#### [Exercise materials]
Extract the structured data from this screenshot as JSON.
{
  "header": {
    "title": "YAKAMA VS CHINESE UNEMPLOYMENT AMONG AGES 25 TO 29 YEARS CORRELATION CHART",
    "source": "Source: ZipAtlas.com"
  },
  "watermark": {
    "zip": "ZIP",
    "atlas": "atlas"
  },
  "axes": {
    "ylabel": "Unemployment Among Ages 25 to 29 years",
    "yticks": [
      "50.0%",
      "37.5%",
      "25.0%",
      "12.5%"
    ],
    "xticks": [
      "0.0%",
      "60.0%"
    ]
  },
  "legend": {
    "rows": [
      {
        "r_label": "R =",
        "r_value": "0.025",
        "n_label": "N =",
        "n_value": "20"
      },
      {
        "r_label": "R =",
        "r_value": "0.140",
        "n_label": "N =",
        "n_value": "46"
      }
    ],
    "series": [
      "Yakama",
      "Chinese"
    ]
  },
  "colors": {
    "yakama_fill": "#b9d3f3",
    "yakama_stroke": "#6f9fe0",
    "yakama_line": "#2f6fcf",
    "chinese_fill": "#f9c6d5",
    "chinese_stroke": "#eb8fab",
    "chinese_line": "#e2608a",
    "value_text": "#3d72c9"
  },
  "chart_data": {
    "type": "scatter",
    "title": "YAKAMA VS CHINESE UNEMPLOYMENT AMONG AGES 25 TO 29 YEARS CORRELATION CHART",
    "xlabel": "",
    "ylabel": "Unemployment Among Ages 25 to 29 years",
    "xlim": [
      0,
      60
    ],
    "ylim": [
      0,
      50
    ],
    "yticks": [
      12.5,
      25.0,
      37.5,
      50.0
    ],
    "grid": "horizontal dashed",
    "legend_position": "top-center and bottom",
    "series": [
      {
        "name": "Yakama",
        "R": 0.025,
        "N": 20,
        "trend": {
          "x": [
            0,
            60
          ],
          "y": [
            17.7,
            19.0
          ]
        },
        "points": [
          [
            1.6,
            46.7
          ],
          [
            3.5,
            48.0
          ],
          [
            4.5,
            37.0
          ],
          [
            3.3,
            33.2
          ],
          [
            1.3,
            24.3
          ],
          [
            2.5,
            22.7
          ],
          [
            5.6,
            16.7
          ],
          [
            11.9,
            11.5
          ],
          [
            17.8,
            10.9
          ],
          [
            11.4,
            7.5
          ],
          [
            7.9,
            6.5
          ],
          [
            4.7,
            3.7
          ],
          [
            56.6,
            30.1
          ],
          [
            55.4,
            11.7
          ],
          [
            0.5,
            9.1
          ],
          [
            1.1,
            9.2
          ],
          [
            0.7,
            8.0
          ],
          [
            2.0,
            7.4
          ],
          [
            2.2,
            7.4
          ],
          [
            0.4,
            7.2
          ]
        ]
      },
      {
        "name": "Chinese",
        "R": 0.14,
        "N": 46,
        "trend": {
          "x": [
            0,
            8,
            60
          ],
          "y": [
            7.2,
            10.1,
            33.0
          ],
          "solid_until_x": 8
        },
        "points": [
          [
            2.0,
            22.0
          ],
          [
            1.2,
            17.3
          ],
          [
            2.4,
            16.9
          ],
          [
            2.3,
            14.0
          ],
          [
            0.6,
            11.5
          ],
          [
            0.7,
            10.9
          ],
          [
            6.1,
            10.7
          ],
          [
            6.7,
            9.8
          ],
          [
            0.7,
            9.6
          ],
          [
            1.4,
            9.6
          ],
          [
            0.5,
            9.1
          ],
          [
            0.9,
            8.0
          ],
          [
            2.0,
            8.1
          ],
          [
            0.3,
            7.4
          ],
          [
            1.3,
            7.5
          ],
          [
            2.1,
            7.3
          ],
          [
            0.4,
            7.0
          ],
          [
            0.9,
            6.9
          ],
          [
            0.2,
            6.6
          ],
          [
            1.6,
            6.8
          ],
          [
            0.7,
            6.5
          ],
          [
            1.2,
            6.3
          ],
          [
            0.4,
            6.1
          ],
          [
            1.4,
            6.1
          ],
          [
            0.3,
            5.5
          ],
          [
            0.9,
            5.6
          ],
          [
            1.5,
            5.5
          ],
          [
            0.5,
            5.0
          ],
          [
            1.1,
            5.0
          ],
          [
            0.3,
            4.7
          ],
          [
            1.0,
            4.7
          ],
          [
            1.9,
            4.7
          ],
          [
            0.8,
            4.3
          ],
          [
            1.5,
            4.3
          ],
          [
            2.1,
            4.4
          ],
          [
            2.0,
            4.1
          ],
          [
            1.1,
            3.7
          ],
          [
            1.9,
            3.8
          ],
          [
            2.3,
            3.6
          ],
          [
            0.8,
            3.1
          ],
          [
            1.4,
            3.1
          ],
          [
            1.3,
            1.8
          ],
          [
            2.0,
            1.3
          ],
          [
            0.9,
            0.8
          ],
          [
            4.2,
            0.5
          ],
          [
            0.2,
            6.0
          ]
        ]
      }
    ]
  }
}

#### [Exercise directions]
Copy out the whole listing exactly as written.

#### [Correct answer]
Extract the structured data from this screenshot as JSON.
{
  "header": {
    "title": "YAKAMA VS CHINESE UNEMPLOYMENT AMONG AGES 25 TO 29 YEARS CORRELATION CHART",
    "source": "Source: ZipAtlas.com"
  },
  "watermark": {
    "zip": "ZIP",
    "atlas": "atlas"
  },
  "axes": {
    "ylabel": "Unemployment Among Ages 25 to 29 years",
    "yticks": [
      "50.0%",
      "37.5%",
      "25.0%",
      "12.5%"
    ],
    "xticks": [
      "0.0%",
      "60.0%"
    ]
  },
  "legend": {
    "rows": [
      {
        "r_label": "R =",
        "r_value": "0.025",
        "n_label": "N =",
        "n_value": "20"
      },
      {
        "r_label": "R =",
        "r_value": "0.140",
        "n_label": "N =",
        "n_value": "46"
      }
    ],
    "series": [
      "Yakama",
      "Chinese"
    ]
  },
  "colors": {
    "yakama_fill": "#b9d3f3",
    "yakama_stroke": "#6f9fe0",
    "yakama_line": "#2f6fcf",
    "chinese_fill": "#f9c6d5",
    "chinese_stroke": "#eb8fab",
    "chinese_line": "#e2608a",
    "value_text": "#3d72c9"
  },
  "chart_data": {
    "type": "scatter",
    "title": "YAKAMA VS CHINESE UNEMPLOYMENT AMONG AGES 25 TO 29 YEARS CORRELATION CHART",
    "xlabel": "",
    "ylabel": "Unemployment Among Ages 25 to 29 years",
    "xlim": [
      0,
      60
    ],
    "ylim": [
      0,
      50
    ],
    "yticks": [
      12.5,
      25.0,
      37.5,
      50.0
    ],
    "grid": "horizontal dashed",
    "legend_position": "top-center and bottom",
    "series": [
      {
        "name": "Yakama",
        "R": 0.025,
        "N": 20,
        "trend": {
          "x": [
            0,
            60
          ],
          "y": [
            17.7,
            19.0
          ]
        },
        "points": [
          [
            1.6,
            46.7
          ],
          [
            3.5,
            48.0
          ],
          [
            4.5,
            37.0
          ],
          [
            3.3,
            33.2
          ],
          [
            1.3,
            24.3
          ],
          [
            2.5,
            22.7
          ],
          [
            5.6,
            16.7
          ],
          [
            11.9,
            11.5
          ],
          [
            17.8,
            10.9
          ],
          [
            11.4,
            7.5
          ],
          [
            7.9,
            6.5
          ],
          [
            4.7,
            3.7
          ],
          [
            56.6,
            30.1
          ],
          [
            55.4,
            11.7
          ],
          [
            0.5,
            9.1
          ],
          [
            1.1,
            9.2
          ],
          [
            0.7,
            8.0
          ],
          [
            2.0,
            7.4
          ],
          [
            2.2,
            7.4
          ],
          [
            0.4,
            7.2
          ]
        ]
      },
      {
        "name": "Chinese",
        "R": 0.14,
        "N": 46,
        "trend": {
          "x": [
            0,
            8,
            60
          ],
          "y": [
            7.2,
            10.1,
            33.0
          ],
          "solid_until_x": 8
        },
        "points": [
          [
            2.0,
            22.0
          ],
          [
            1.2,
            17.3
          ],
          [
            2.4,
            16.9
          ],
          [
            2.3,
            14.0
          ],
          [
            0.6,
            11.5
          ],
          [
            0.7,
            10.9
          ],
          [
            6.1,
            10.7
          ],
          [
            6.7,
            9.8
          ],
          [
            0.7,
            9.6
          ],
          [
            1.4,
            9.6
          ],
          [
            0.5,
            9.1
          ],
          [
            0.9,
            8.0
          ],
          [
            2.0,
            8.1
          ],
          [
            0.3,
            7.4
          ],
          [
            1.3,
            7.5
          ],
          [
            2.1,
            7.3
          ],
          [
            0.4,
            7.0
          ],
          [
            0.9,
            6.9
          ],
          [
            0.2,
            6.6
          ],
          [
            1.6,
            6.8
          ],
          [
            0.7,
            6.5
          ],
          [
            1.2,
            6.3
          ],
          [
            0.4,
            6.1
          ],
          [
            1.4,
            6.1
          ],
          [
            0.3,
            5.5
          ],
          [
            0.9,
            5.6
          ],
          [
            1.5,
            5.5
          ],
          [
            0.5,
            5.0
          ],
          [
            1.1,
            5.0
          ],
          [
            0.3,
            4.7
          ],
          [
            1.0,
            4.7
          ],
          [
            1.9,
            4.7
          ],
          [
            0.8,
            4.3
          ],
          [
            1.5,
            4.3
          ],
          [
            2.1,
            4.4
          ],
          [
            2.0,
            4.1
          ],
          [
            1.1,
            3.7
          ],
          [
            1.9,
            3.8
          ],
          [
            2.3,
            3.6
          ],
          [
            0.8,
            3.1
          ],
          [
            1.4,
            3.1
          ],
          [
            1.3,
            1.8
          ],
          [
            2.0,
            1.3
          ],
          [
            0.9,
            0.8
          ],
          [
            4.2,
            0.5
          ],
          [
            0.2,
            6.0
          ]
        ]
      }
    ]
  }
}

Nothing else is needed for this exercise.